__Rows__.
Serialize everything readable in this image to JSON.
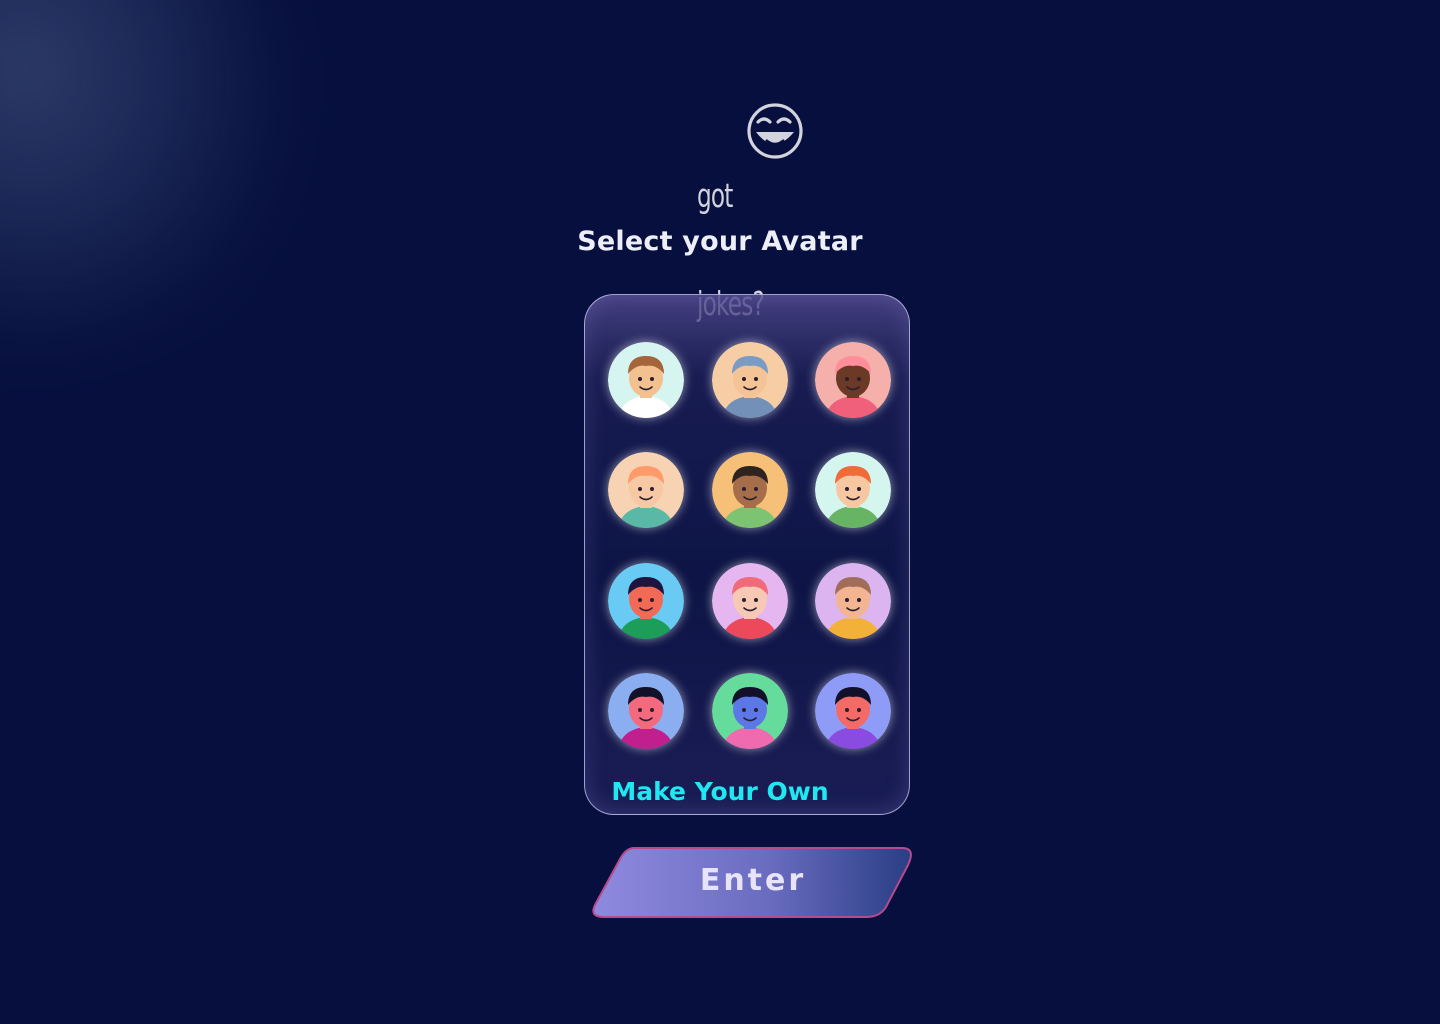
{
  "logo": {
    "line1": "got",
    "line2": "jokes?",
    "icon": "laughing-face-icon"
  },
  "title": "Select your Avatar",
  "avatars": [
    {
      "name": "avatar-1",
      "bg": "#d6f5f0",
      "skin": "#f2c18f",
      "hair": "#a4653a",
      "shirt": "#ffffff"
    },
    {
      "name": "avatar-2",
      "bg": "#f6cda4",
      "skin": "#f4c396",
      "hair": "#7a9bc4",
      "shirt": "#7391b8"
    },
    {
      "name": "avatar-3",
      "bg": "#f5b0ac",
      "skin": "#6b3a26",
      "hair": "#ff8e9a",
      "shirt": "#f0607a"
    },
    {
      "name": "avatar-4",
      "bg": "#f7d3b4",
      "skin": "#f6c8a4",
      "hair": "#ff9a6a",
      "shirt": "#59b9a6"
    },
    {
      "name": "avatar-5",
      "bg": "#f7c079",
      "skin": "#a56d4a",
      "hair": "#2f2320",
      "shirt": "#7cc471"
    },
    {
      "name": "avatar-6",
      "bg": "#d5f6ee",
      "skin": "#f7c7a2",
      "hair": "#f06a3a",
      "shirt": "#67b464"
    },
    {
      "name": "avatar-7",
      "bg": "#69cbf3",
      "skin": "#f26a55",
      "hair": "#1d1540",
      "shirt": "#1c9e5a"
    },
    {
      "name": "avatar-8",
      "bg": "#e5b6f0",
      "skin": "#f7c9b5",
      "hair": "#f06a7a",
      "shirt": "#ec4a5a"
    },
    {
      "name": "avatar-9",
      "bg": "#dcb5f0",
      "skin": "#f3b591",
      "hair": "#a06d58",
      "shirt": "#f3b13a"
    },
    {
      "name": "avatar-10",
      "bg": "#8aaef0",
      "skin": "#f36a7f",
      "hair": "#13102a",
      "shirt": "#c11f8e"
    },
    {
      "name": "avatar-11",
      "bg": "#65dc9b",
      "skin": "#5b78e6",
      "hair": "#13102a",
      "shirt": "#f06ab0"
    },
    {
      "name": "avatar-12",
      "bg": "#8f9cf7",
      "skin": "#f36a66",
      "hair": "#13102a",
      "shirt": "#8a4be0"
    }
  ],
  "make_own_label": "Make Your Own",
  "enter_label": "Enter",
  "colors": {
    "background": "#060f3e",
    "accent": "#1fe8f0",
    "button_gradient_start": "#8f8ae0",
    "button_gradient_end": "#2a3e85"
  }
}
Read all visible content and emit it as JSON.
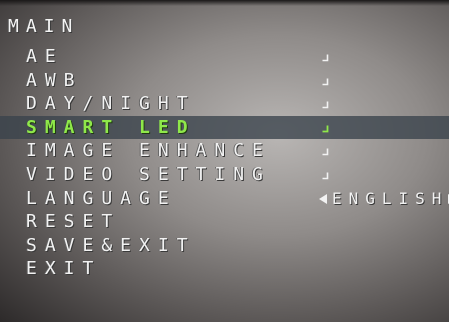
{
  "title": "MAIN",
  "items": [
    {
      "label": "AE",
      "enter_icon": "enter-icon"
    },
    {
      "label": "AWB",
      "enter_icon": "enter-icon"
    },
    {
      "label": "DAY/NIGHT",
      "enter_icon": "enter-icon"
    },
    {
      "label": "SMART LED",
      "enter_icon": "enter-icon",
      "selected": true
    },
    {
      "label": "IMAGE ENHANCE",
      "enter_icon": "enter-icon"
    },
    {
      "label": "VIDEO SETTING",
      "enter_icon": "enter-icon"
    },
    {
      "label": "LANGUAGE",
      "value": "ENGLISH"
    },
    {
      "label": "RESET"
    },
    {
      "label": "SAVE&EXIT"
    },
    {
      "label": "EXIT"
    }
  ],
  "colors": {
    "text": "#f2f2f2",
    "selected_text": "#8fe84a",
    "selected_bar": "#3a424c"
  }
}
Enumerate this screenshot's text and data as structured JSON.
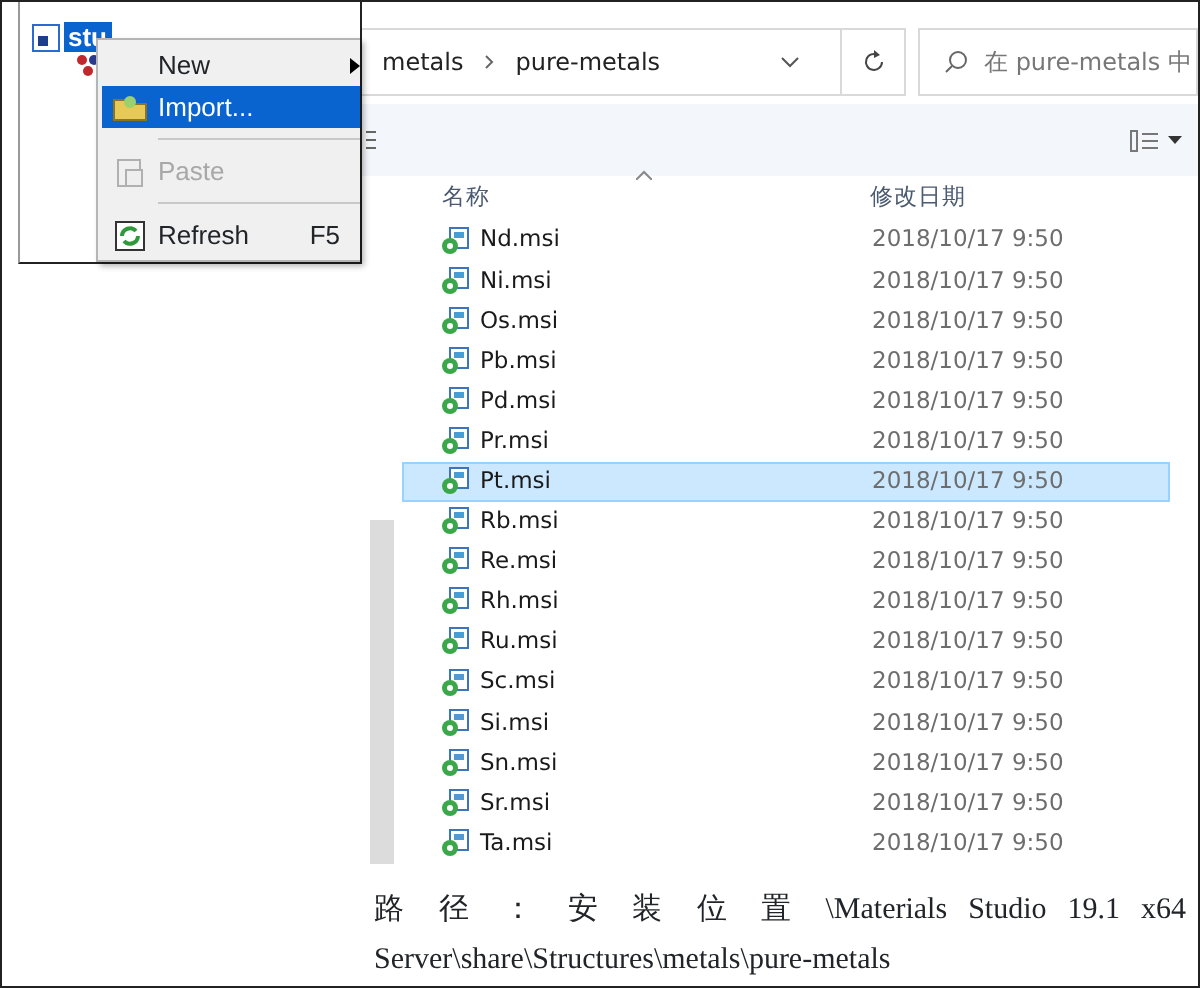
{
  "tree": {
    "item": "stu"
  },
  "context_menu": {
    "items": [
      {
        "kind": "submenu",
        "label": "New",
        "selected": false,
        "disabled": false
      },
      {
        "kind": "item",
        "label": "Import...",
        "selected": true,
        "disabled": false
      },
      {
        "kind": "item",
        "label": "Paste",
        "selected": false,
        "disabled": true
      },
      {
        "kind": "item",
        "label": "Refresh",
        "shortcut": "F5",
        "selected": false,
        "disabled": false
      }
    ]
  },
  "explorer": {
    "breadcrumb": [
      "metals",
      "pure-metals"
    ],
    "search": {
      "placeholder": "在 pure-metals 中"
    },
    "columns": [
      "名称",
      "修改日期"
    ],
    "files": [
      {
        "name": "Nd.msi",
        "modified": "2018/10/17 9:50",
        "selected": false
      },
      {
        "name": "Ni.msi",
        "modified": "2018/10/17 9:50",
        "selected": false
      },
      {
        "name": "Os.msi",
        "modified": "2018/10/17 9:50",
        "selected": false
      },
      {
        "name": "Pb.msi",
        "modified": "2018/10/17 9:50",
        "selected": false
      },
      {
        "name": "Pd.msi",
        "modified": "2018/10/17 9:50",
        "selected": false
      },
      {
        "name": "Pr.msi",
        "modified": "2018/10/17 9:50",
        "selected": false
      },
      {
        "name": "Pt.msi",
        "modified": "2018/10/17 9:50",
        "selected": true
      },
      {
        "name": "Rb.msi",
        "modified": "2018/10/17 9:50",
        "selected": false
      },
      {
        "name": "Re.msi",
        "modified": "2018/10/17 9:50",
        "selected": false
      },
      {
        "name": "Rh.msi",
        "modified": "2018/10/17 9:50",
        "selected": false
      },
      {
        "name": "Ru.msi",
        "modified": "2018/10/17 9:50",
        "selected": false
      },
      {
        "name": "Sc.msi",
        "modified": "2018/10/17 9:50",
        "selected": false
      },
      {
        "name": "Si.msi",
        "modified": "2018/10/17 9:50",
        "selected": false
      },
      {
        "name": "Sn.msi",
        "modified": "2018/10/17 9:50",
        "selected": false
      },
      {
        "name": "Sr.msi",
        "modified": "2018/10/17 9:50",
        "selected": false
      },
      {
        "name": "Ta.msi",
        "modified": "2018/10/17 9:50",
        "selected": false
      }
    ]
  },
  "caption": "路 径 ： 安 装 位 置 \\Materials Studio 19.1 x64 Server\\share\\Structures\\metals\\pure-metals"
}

__Set exercise__. Could you repeat all of the material exactly? Pictures should not be copied.

__Correct result__.
Serialize everything readable in this image to JSON.
{
  "logo": {
    "line1": "got",
    "line2": "jokes?",
    "icon": "laughing-face-icon"
  },
  "title": "Select your Avatar",
  "avatars": [
    {
      "name": "avatar-1",
      "bg": "#d6f5f0",
      "skin": "#f2c18f",
      "hair": "#a4653a",
      "shirt": "#ffffff"
    },
    {
      "name": "avatar-2",
      "bg": "#f6cda4",
      "skin": "#f4c396",
      "hair": "#7a9bc4",
      "shirt": "#7391b8"
    },
    {
      "name": "avatar-3",
      "bg": "#f5b0ac",
      "skin": "#6b3a26",
      "hair": "#ff8e9a",
      "shirt": "#f0607a"
    },
    {
      "name": "avatar-4",
      "bg": "#f7d3b4",
      "skin": "#f6c8a4",
      "hair": "#ff9a6a",
      "shirt": "#59b9a6"
    },
    {
      "name": "avatar-5",
      "bg": "#f7c079",
      "skin": "#a56d4a",
      "hair": "#2f2320",
      "shirt": "#7cc471"
    },
    {
      "name": "avatar-6",
      "bg": "#d5f6ee",
      "skin": "#f7c7a2",
      "hair": "#f06a3a",
      "shirt": "#67b464"
    },
    {
      "name": "avatar-7",
      "bg": "#69cbf3",
      "skin": "#f26a55",
      "hair": "#1d1540",
      "shirt": "#1c9e5a"
    },
    {
      "name": "avatar-8",
      "bg": "#e5b6f0",
      "skin": "#f7c9b5",
      "hair": "#f06a7a",
      "shirt": "#ec4a5a"
    },
    {
      "name": "avatar-9",
      "bg": "#dcb5f0",
      "skin": "#f3b591",
      "hair": "#a06d58",
      "shirt": "#f3b13a"
    },
    {
      "name": "avatar-10",
      "bg": "#8aaef0",
      "skin": "#f36a7f",
      "hair": "#13102a",
      "shirt": "#c11f8e"
    },
    {
      "name": "avatar-11",
      "bg": "#65dc9b",
      "skin": "#5b78e6",
      "hair": "#13102a",
      "shirt": "#f06ab0"
    },
    {
      "name": "avatar-12",
      "bg": "#8f9cf7",
      "skin": "#f36a66",
      "hair": "#13102a",
      "shirt": "#8a4be0"
    }
  ],
  "make_own_label": "Make Your Own",
  "enter_label": "Enter",
  "colors": {
    "background": "#060f3e",
    "accent": "#1fe8f0",
    "button_gradient_start": "#8f8ae0",
    "button_gradient_end": "#2a3e85"
  }
}
Read all visible content and emit it as JSON.
{
  "title": "MAIN",
  "items": [
    {
      "label": "AE",
      "enter_icon": "enter-icon"
    },
    {
      "label": "AWB",
      "enter_icon": "enter-icon"
    },
    {
      "label": "DAY/NIGHT",
      "enter_icon": "enter-icon"
    },
    {
      "label": "SMART LED",
      "enter_icon": "enter-icon",
      "selected": true
    },
    {
      "label": "IMAGE ENHANCE",
      "enter_icon": "enter-icon"
    },
    {
      "label": "VIDEO SETTING",
      "enter_icon": "enter-icon"
    },
    {
      "label": "LANGUAGE",
      "value": "ENGLISH"
    },
    {
      "label": "RESET"
    },
    {
      "label": "SAVE&EXIT"
    },
    {
      "label": "EXIT"
    }
  ],
  "colors": {
    "text": "#f2f2f2",
    "selected_text": "#8fe84a",
    "selected_bar": "#3a424c"
  }
}
Enumerate this screenshot's text and data as structured JSON.
{
  "tree": {
    "item": "stu"
  },
  "context_menu": {
    "items": [
      {
        "kind": "submenu",
        "label": "New",
        "selected": false,
        "disabled": false
      },
      {
        "kind": "item",
        "label": "Import...",
        "selected": true,
        "disabled": false
      },
      {
        "kind": "item",
        "label": "Paste",
        "selected": false,
        "disabled": true
      },
      {
        "kind": "item",
        "label": "Refresh",
        "shortcut": "F5",
        "selected": false,
        "disabled": false
      }
    ]
  },
  "explorer": {
    "breadcrumb": [
      "metals",
      "pure-metals"
    ],
    "search": {
      "placeholder": "在 pure-metals 中"
    },
    "columns": [
      "名称",
      "修改日期"
    ],
    "files": [
      {
        "name": "Nd.msi",
        "modified": "2018/10/17 9:50",
        "selected": false
      },
      {
        "name": "Ni.msi",
        "modified": "2018/10/17 9:50",
        "selected": false
      },
      {
        "name": "Os.msi",
        "modified": "2018/10/17 9:50",
        "selected": false
      },
      {
        "name": "Pb.msi",
        "modified": "2018/10/17 9:50",
        "selected": false
      },
      {
        "name": "Pd.msi",
        "modified": "2018/10/17 9:50",
        "selected": false
      },
      {
        "name": "Pr.msi",
        "modified": "2018/10/17 9:50",
        "selected": false
      },
      {
        "name": "Pt.msi",
        "modified": "2018/10/17 9:50",
        "selected": true
      },
      {
        "name": "Rb.msi",
        "modified": "2018/10/17 9:50",
        "selected": false
      },
      {
        "name": "Re.msi",
        "modified": "2018/10/17 9:50",
        "selected": false
      },
      {
        "name": "Rh.msi",
        "modified": "2018/10/17 9:50",
        "selected": false
      },
      {
        "name": "Ru.msi",
        "modified": "2018/10/17 9:50",
        "selected": false
      },
      {
        "name": "Sc.msi",
        "modified": "2018/10/17 9:50",
        "selected": false
      },
      {
        "name": "Si.msi",
        "modified": "2018/10/17 9:50",
        "selected": false
      },
      {
        "name": "Sn.msi",
        "modified": "2018/10/17 9:50",
        "selected": false
      },
      {
        "name": "Sr.msi",
        "modified": "2018/10/17 9:50",
        "selected": false
      },
      {
        "name": "Ta.msi",
        "modified": "2018/10/17 9:50",
        "selected": false
      }
    ]
  },
  "caption": "路 径 ： 安 装 位 置 \\Materials Studio 19.1 x64 Server\\share\\Structures\\metals\\pure-metals"
}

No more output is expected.